:: WHAT TO PRODUCE ::
All entries need to be written out again exactly, without their pictures.
=== ENTRIES SHOWN ===
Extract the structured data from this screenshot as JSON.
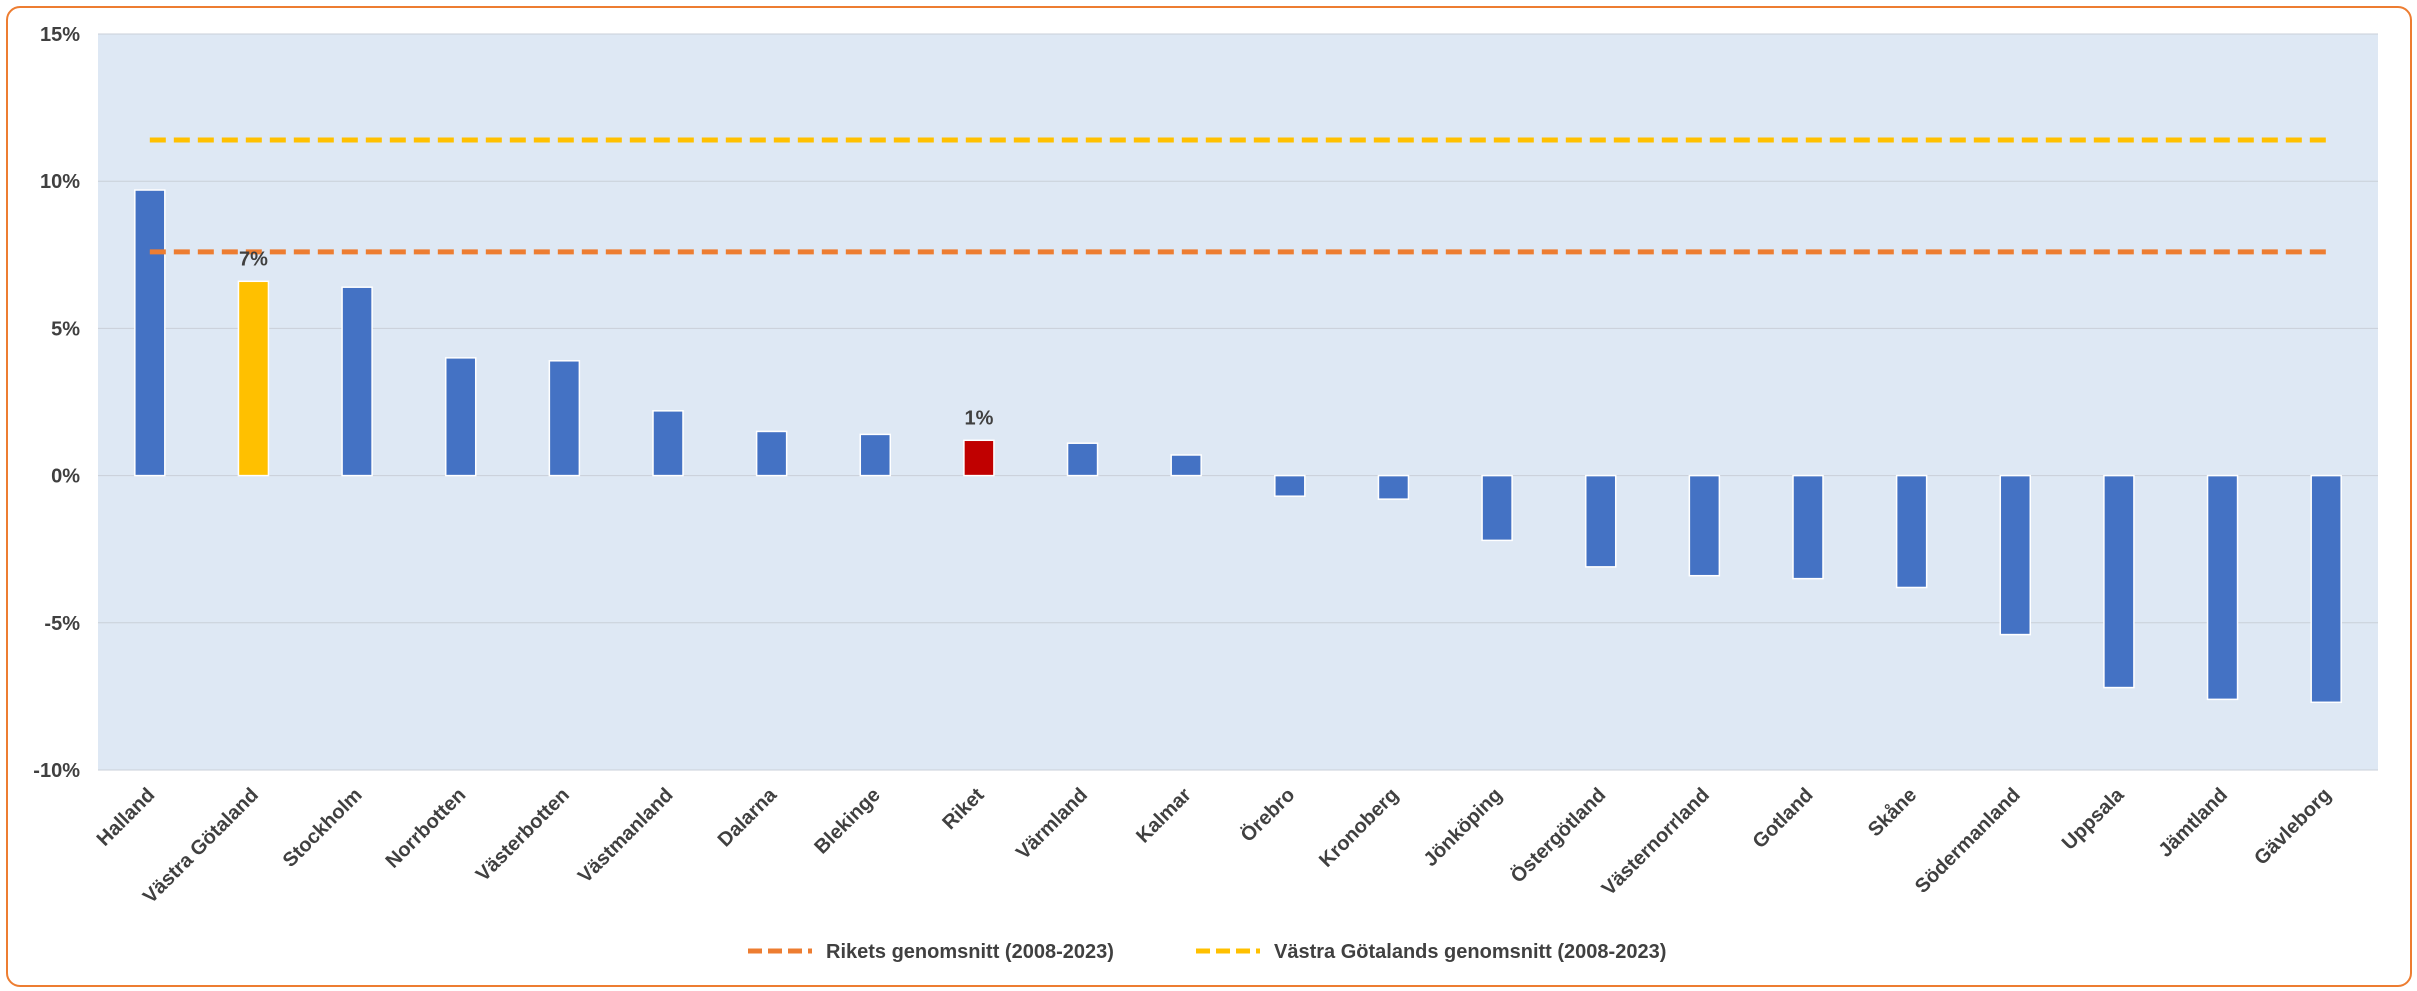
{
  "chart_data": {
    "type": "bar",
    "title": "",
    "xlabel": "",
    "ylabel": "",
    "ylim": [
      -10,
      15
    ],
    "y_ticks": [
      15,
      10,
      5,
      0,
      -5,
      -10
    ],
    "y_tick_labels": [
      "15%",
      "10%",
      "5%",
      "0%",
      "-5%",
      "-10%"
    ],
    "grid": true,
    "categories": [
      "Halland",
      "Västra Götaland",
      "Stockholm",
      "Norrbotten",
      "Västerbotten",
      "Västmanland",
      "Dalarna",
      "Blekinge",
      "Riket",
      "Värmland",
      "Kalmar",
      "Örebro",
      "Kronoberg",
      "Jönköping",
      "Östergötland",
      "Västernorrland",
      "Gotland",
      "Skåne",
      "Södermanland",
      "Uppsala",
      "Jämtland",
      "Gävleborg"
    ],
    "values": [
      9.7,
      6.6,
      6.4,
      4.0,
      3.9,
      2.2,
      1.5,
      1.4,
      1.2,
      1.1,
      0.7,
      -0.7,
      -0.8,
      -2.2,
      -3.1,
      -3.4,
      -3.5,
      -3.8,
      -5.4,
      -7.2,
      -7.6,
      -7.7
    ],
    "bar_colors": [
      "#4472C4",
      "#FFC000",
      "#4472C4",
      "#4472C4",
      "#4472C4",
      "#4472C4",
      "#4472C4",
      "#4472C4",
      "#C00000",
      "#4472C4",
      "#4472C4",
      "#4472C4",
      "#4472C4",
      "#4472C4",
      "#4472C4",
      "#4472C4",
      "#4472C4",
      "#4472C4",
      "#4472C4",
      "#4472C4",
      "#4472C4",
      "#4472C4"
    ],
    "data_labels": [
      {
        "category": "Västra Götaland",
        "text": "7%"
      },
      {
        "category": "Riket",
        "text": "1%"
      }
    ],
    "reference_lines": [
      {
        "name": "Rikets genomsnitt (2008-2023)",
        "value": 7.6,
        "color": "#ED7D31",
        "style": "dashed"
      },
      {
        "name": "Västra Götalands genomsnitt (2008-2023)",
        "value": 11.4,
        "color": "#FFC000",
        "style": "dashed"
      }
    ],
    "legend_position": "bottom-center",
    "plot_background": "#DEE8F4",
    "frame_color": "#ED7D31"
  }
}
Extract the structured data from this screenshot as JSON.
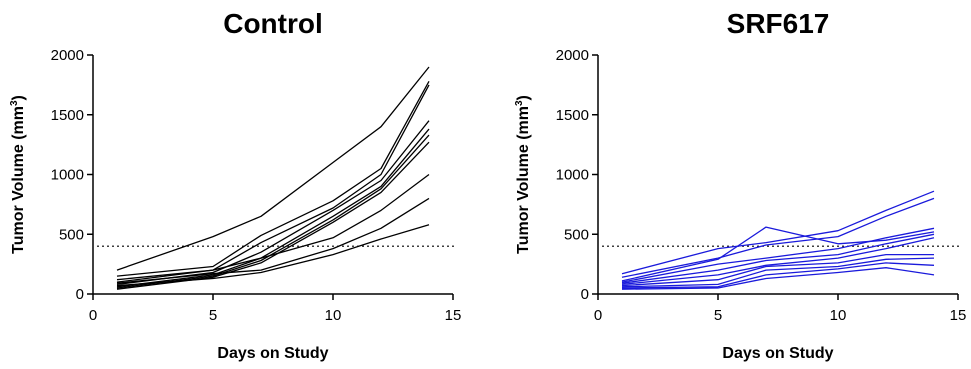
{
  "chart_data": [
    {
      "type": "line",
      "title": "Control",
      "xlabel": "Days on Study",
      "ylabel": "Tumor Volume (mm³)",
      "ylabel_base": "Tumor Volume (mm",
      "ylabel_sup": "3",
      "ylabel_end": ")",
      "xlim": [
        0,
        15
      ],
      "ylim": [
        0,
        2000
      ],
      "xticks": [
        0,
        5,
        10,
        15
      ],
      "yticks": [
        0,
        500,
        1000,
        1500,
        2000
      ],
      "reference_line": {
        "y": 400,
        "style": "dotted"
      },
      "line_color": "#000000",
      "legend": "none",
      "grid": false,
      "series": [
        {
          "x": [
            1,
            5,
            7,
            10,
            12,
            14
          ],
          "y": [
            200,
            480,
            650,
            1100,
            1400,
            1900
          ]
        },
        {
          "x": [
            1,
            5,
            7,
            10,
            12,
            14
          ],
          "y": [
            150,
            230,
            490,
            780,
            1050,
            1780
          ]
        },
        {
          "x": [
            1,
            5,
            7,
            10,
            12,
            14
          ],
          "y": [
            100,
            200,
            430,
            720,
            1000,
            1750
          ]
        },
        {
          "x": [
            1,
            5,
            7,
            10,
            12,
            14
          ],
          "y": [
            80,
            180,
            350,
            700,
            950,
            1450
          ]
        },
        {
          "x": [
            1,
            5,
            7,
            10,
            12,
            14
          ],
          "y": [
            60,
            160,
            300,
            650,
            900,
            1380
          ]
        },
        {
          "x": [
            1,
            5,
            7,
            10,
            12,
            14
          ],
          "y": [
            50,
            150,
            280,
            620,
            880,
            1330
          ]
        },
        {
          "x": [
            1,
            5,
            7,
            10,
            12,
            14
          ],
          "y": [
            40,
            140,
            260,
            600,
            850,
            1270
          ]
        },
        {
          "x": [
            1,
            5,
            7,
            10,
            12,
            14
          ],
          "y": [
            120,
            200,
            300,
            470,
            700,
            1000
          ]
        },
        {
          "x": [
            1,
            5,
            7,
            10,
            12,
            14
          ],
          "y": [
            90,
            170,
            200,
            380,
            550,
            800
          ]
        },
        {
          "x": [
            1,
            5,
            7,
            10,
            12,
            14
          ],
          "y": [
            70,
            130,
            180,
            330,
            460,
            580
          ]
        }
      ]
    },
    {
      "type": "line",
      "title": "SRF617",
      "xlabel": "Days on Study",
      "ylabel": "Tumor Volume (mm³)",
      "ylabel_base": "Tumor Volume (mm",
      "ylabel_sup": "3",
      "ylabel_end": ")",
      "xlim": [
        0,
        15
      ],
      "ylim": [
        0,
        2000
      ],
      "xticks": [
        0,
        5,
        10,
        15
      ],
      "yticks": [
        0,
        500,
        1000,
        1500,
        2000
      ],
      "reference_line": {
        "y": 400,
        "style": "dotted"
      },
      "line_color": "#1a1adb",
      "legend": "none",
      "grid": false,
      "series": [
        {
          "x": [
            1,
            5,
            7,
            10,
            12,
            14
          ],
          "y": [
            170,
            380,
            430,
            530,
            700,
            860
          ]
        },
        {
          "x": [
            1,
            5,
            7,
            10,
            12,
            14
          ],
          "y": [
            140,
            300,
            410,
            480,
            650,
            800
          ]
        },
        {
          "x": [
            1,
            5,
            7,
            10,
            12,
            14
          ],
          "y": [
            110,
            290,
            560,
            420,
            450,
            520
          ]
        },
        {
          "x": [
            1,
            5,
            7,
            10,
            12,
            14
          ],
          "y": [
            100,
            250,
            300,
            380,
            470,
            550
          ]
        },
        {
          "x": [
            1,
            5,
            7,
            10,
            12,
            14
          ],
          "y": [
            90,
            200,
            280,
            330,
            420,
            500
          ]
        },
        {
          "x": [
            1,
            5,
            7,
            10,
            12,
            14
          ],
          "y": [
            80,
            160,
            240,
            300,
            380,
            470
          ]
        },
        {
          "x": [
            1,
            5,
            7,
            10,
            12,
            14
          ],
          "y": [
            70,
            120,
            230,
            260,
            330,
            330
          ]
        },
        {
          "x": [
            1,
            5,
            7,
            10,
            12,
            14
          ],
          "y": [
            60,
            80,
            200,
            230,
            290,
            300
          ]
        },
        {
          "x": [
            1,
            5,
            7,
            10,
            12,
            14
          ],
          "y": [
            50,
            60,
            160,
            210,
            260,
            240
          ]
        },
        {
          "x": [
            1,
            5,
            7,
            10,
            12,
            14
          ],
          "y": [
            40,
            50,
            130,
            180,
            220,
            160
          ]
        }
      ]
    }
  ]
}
===
:: RESPONSE BOX ::
Extract the structured data from this screenshot as JSON.
{
  "chart_data": {
    "type": "bar",
    "title": "",
    "xlabel": "",
    "ylabel": "",
    "ylim": [
      -10,
      15
    ],
    "y_ticks": [
      15,
      10,
      5,
      0,
      -5,
      -10
    ],
    "y_tick_labels": [
      "15%",
      "10%",
      "5%",
      "0%",
      "-5%",
      "-10%"
    ],
    "grid": true,
    "categories": [
      "Halland",
      "Västra Götaland",
      "Stockholm",
      "Norrbotten",
      "Västerbotten",
      "Västmanland",
      "Dalarna",
      "Blekinge",
      "Riket",
      "Värmland",
      "Kalmar",
      "Örebro",
      "Kronoberg",
      "Jönköping",
      "Östergötland",
      "Västernorrland",
      "Gotland",
      "Skåne",
      "Södermanland",
      "Uppsala",
      "Jämtland",
      "Gävleborg"
    ],
    "values": [
      9.7,
      6.6,
      6.4,
      4.0,
      3.9,
      2.2,
      1.5,
      1.4,
      1.2,
      1.1,
      0.7,
      -0.7,
      -0.8,
      -2.2,
      -3.1,
      -3.4,
      -3.5,
      -3.8,
      -5.4,
      -7.2,
      -7.6,
      -7.7
    ],
    "bar_colors": [
      "#4472C4",
      "#FFC000",
      "#4472C4",
      "#4472C4",
      "#4472C4",
      "#4472C4",
      "#4472C4",
      "#4472C4",
      "#C00000",
      "#4472C4",
      "#4472C4",
      "#4472C4",
      "#4472C4",
      "#4472C4",
      "#4472C4",
      "#4472C4",
      "#4472C4",
      "#4472C4",
      "#4472C4",
      "#4472C4",
      "#4472C4",
      "#4472C4"
    ],
    "data_labels": [
      {
        "category": "Västra Götaland",
        "text": "7%"
      },
      {
        "category": "Riket",
        "text": "1%"
      }
    ],
    "reference_lines": [
      {
        "name": "Rikets genomsnitt (2008-2023)",
        "value": 7.6,
        "color": "#ED7D31",
        "style": "dashed"
      },
      {
        "name": "Västra Götalands genomsnitt (2008-2023)",
        "value": 11.4,
        "color": "#FFC000",
        "style": "dashed"
      }
    ],
    "legend_position": "bottom-center",
    "plot_background": "#DEE8F4",
    "frame_color": "#ED7D31"
  }
}
Extract the structured data from this screenshot as JSON.
{
  "chart_data": [
    {
      "type": "line",
      "title": "Control",
      "xlabel": "Days on Study",
      "ylabel": "Tumor Volume (mm³)",
      "ylabel_base": "Tumor Volume (mm",
      "ylabel_sup": "3",
      "ylabel_end": ")",
      "xlim": [
        0,
        15
      ],
      "ylim": [
        0,
        2000
      ],
      "xticks": [
        0,
        5,
        10,
        15
      ],
      "yticks": [
        0,
        500,
        1000,
        1500,
        2000
      ],
      "reference_line": {
        "y": 400,
        "style": "dotted"
      },
      "line_color": "#000000",
      "legend": "none",
      "grid": false,
      "series": [
        {
          "x": [
            1,
            5,
            7,
            10,
            12,
            14
          ],
          "y": [
            200,
            480,
            650,
            1100,
            1400,
            1900
          ]
        },
        {
          "x": [
            1,
            5,
            7,
            10,
            12,
            14
          ],
          "y": [
            150,
            230,
            490,
            780,
            1050,
            1780
          ]
        },
        {
          "x": [
            1,
            5,
            7,
            10,
            12,
            14
          ],
          "y": [
            100,
            200,
            430,
            720,
            1000,
            1750
          ]
        },
        {
          "x": [
            1,
            5,
            7,
            10,
            12,
            14
          ],
          "y": [
            80,
            180,
            350,
            700,
            950,
            1450
          ]
        },
        {
          "x": [
            1,
            5,
            7,
            10,
            12,
            14
          ],
          "y": [
            60,
            160,
            300,
            650,
            900,
            1380
          ]
        },
        {
          "x": [
            1,
            5,
            7,
            10,
            12,
            14
          ],
          "y": [
            50,
            150,
            280,
            620,
            880,
            1330
          ]
        },
        {
          "x": [
            1,
            5,
            7,
            10,
            12,
            14
          ],
          "y": [
            40,
            140,
            260,
            600,
            850,
            1270
          ]
        },
        {
          "x": [
            1,
            5,
            7,
            10,
            12,
            14
          ],
          "y": [
            120,
            200,
            300,
            470,
            700,
            1000
          ]
        },
        {
          "x": [
            1,
            5,
            7,
            10,
            12,
            14
          ],
          "y": [
            90,
            170,
            200,
            380,
            550,
            800
          ]
        },
        {
          "x": [
            1,
            5,
            7,
            10,
            12,
            14
          ],
          "y": [
            70,
            130,
            180,
            330,
            460,
            580
          ]
        }
      ]
    },
    {
      "type": "line",
      "title": "SRF617",
      "xlabel": "Days on Study",
      "ylabel": "Tumor Volume (mm³)",
      "ylabel_base": "Tumor Volume (mm",
      "ylabel_sup": "3",
      "ylabel_end": ")",
      "xlim": [
        0,
        15
      ],
      "ylim": [
        0,
        2000
      ],
      "xticks": [
        0,
        5,
        10,
        15
      ],
      "yticks": [
        0,
        500,
        1000,
        1500,
        2000
      ],
      "reference_line": {
        "y": 400,
        "style": "dotted"
      },
      "line_color": "#1a1adb",
      "legend": "none",
      "grid": false,
      "series": [
        {
          "x": [
            1,
            5,
            7,
            10,
            12,
            14
          ],
          "y": [
            170,
            380,
            430,
            530,
            700,
            860
          ]
        },
        {
          "x": [
            1,
            5,
            7,
            10,
            12,
            14
          ],
          "y": [
            140,
            300,
            410,
            480,
            650,
            800
          ]
        },
        {
          "x": [
            1,
            5,
            7,
            10,
            12,
            14
          ],
          "y": [
            110,
            290,
            560,
            420,
            450,
            520
          ]
        },
        {
          "x": [
            1,
            5,
            7,
            10,
            12,
            14
          ],
          "y": [
            100,
            250,
            300,
            380,
            470,
            550
          ]
        },
        {
          "x": [
            1,
            5,
            7,
            10,
            12,
            14
          ],
          "y": [
            90,
            200,
            280,
            330,
            420,
            500
          ]
        },
        {
          "x": [
            1,
            5,
            7,
            10,
            12,
            14
          ],
          "y": [
            80,
            160,
            240,
            300,
            380,
            470
          ]
        },
        {
          "x": [
            1,
            5,
            7,
            10,
            12,
            14
          ],
          "y": [
            70,
            120,
            230,
            260,
            330,
            330
          ]
        },
        {
          "x": [
            1,
            5,
            7,
            10,
            12,
            14
          ],
          "y": [
            60,
            80,
            200,
            230,
            290,
            300
          ]
        },
        {
          "x": [
            1,
            5,
            7,
            10,
            12,
            14
          ],
          "y": [
            50,
            60,
            160,
            210,
            260,
            240
          ]
        },
        {
          "x": [
            1,
            5,
            7,
            10,
            12,
            14
          ],
          "y": [
            40,
            50,
            130,
            180,
            220,
            160
          ]
        }
      ]
    }
  ]
}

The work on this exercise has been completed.